▶ [Task objective]:
Could you give the data below again, exactly and completely?

▶ [Materials provided]:

§ §

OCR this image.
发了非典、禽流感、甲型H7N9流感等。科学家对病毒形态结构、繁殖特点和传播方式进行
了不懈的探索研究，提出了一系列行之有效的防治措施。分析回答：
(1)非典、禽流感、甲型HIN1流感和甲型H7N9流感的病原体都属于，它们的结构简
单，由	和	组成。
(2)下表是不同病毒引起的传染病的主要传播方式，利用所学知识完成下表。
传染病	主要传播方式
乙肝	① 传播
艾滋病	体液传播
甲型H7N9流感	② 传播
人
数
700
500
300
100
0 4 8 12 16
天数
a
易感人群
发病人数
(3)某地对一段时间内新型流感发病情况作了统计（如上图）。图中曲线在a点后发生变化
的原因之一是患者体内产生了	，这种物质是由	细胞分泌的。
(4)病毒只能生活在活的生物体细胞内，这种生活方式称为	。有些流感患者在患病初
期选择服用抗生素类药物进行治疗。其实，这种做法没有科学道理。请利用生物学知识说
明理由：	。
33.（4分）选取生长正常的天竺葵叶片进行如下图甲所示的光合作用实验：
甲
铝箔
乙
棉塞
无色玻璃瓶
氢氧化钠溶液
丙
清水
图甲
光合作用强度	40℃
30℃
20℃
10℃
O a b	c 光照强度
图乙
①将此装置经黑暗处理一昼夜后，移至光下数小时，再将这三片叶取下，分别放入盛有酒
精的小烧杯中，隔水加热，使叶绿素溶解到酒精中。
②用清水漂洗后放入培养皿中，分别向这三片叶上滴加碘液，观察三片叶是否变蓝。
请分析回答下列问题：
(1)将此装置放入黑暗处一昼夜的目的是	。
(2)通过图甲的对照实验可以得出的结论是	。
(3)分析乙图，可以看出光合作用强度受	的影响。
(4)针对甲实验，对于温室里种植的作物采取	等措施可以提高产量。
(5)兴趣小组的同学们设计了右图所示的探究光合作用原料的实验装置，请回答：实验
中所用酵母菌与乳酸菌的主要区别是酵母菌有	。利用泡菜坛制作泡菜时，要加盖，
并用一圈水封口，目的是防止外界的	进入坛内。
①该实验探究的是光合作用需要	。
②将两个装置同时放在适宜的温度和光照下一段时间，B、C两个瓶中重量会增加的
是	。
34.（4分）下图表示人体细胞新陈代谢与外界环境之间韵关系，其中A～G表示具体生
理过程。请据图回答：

§ §

▶ [Solution to the exercise]:
OCR this image.
发了非典、禽流感、甲型H7N9流感等。科学家对病毒形态结构、繁殖特点和传播方式进行
了不懈的探索研究，提出了一系列行之有效的防治措施。分析回答：
(1)非典、禽流感、甲型HIN1流感和甲型H7N9流感的病原体都属于，它们的结构简
单，由	和	组成。
(2)下表是不同病毒引起的传染病的主要传播方式，利用所学知识完成下表。
传染病	主要传播方式
乙肝	① 传播
艾滋病	体液传播
甲型H7N9流感	② 传播
人
数
700
500
300
100
0 4 8 12 16
天数
a
易感人群
发病人数
(3)某地对一段时间内新型流感发病情况作了统计（如上图）。图中曲线在a点后发生变化
的原因之一是患者体内产生了	，这种物质是由	细胞分泌的。
(4)病毒只能生活在活的生物体细胞内，这种生活方式称为	。有些流感患者在患病初
期选择服用抗生素类药物进行治疗。其实，这种做法没有科学道理。请利用生物学知识说
明理由：	。
33.（4分）选取生长正常的天竺葵叶片进行如下图甲所示的光合作用实验：
甲
铝箔
乙
棉塞
无色玻璃瓶
氢氧化钠溶液
丙
清水
图甲
光合作用强度	40℃
30℃
20℃
10℃
O a b	c 光照强度
图乙
①将此装置经黑暗处理一昼夜后，移至光下数小时，再将这三片叶取下，分别放入盛有酒
精的小烧杯中，隔水加热，使叶绿素溶解到酒精中。
②用清水漂洗后放入培养皿中，分别向这三片叶上滴加碘液，观察三片叶是否变蓝。
请分析回答下列问题：
(1)将此装置放入黑暗处一昼夜的目的是	。
(2)通过图甲的对照实验可以得出的结论是	。
(3)分析乙图，可以看出光合作用强度受	的影响。
(4)针对甲实验，对于温室里种植的作物采取	等措施可以提高产量。
(5)兴趣小组的同学们设计了右图所示的探究光合作用原料的实验装置，请回答：实验
中所用酵母菌与乳酸菌的主要区别是酵母菌有	。利用泡菜坛制作泡菜时，要加盖，
并用一圈水封口，目的是防止外界的	进入坛内。
①该实验探究的是光合作用需要	。
②将两个装置同时放在适宜的温度和光照下一段时间，B、C两个瓶中重量会增加的
是	。
34.（4分）下图表示人体细胞新陈代谢与外界环境之间韵关系，其中A～G表示具体生
理过程。请据图回答：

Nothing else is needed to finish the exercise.